What to do.
In the material below, list every line carrying the string "text".

Rows.
===

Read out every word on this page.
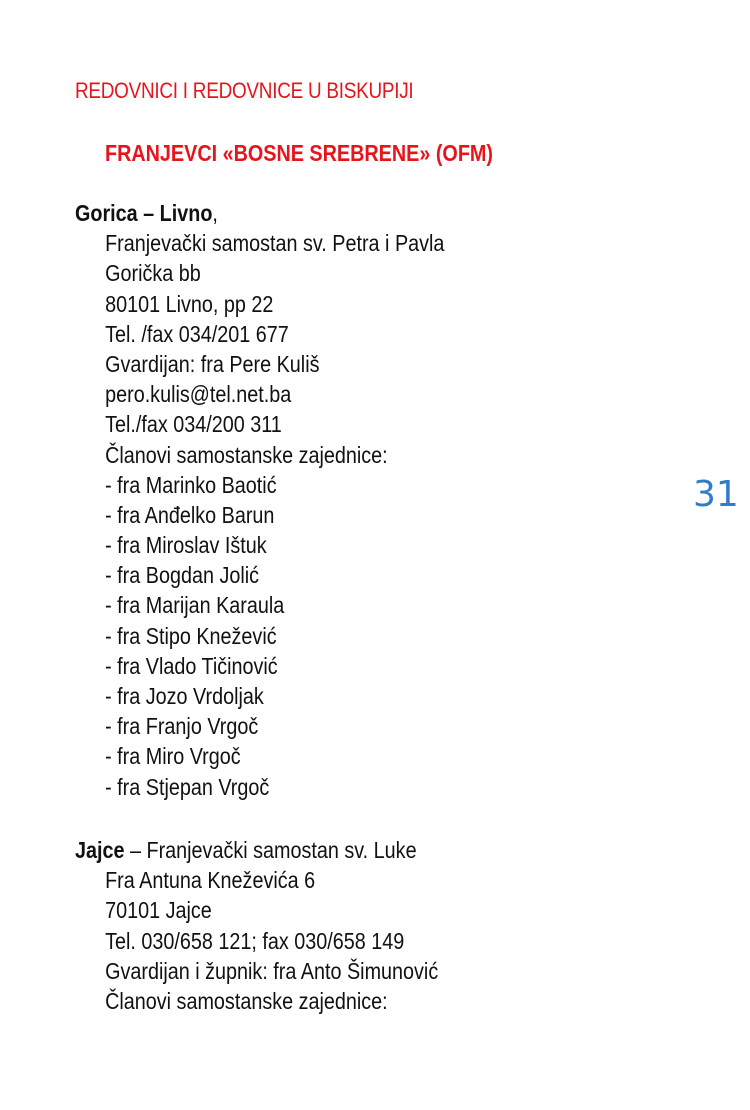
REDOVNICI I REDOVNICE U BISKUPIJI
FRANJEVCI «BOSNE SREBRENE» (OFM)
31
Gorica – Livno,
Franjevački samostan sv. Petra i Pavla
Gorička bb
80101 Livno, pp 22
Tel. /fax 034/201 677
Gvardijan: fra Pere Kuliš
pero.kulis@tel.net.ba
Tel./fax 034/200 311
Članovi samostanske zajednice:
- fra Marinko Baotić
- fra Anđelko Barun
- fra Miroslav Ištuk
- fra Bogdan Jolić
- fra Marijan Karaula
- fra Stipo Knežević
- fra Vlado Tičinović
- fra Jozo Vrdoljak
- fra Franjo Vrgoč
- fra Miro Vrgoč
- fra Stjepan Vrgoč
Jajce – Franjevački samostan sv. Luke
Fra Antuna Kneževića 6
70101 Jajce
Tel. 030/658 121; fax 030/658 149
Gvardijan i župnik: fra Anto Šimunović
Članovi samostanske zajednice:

===

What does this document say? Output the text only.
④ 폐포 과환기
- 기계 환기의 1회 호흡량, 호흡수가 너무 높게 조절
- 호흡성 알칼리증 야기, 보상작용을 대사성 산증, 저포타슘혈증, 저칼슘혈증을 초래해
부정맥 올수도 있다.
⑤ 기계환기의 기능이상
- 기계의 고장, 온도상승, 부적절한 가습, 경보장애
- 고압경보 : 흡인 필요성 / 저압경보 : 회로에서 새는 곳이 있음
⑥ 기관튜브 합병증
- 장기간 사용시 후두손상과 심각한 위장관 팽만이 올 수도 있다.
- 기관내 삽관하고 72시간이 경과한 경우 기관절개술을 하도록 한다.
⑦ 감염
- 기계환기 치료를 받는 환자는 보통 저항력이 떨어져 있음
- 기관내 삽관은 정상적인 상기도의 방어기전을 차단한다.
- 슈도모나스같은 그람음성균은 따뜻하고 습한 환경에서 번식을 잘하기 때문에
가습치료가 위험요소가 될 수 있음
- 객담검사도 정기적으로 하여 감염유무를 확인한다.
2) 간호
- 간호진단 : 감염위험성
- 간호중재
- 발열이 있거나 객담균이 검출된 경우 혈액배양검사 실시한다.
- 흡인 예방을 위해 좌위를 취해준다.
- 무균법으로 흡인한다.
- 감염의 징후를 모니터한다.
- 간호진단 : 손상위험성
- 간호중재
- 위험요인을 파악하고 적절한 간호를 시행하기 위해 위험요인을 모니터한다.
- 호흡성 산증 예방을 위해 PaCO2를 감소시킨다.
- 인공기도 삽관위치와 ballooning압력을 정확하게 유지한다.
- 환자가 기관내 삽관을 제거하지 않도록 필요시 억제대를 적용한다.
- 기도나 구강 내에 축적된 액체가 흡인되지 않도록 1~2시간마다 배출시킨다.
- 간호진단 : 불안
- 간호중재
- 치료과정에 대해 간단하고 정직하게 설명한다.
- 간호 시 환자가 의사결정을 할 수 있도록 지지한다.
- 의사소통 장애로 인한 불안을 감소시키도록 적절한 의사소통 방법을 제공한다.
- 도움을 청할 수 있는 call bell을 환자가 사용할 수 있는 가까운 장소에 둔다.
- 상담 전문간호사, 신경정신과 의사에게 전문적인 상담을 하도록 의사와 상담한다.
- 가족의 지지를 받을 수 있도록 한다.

===

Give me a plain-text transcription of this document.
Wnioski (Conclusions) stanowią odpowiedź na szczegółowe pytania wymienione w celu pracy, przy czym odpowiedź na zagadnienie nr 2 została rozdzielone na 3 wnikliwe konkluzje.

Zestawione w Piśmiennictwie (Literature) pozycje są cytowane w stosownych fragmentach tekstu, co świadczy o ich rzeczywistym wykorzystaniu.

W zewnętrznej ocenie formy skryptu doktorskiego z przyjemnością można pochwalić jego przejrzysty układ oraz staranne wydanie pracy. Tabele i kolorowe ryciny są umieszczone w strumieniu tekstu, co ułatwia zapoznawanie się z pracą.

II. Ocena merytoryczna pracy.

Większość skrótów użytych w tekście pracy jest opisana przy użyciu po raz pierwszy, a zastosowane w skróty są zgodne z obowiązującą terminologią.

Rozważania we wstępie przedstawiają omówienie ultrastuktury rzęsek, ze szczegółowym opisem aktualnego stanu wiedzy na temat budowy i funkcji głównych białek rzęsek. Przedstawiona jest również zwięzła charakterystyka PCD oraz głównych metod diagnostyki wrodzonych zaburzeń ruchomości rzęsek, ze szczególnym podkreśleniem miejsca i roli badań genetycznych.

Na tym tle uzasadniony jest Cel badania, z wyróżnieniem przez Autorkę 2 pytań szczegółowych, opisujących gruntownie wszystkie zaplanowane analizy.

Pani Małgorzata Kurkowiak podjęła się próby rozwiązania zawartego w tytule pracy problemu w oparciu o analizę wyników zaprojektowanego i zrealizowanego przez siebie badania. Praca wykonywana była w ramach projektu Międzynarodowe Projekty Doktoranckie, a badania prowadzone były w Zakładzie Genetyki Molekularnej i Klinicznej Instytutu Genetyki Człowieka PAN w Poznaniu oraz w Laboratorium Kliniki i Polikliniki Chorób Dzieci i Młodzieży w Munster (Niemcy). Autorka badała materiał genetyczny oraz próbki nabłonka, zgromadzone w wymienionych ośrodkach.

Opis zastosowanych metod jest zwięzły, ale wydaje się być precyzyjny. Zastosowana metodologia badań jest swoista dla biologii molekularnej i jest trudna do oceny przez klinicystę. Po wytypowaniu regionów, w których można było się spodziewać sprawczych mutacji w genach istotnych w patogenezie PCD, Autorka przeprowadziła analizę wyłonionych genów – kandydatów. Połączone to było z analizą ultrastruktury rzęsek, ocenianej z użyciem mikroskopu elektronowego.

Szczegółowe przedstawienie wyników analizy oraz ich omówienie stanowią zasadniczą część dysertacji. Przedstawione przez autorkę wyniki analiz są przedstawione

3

===

Full solution.
What does this document say? Output the text only.
Give me a plain-text transcription of this document.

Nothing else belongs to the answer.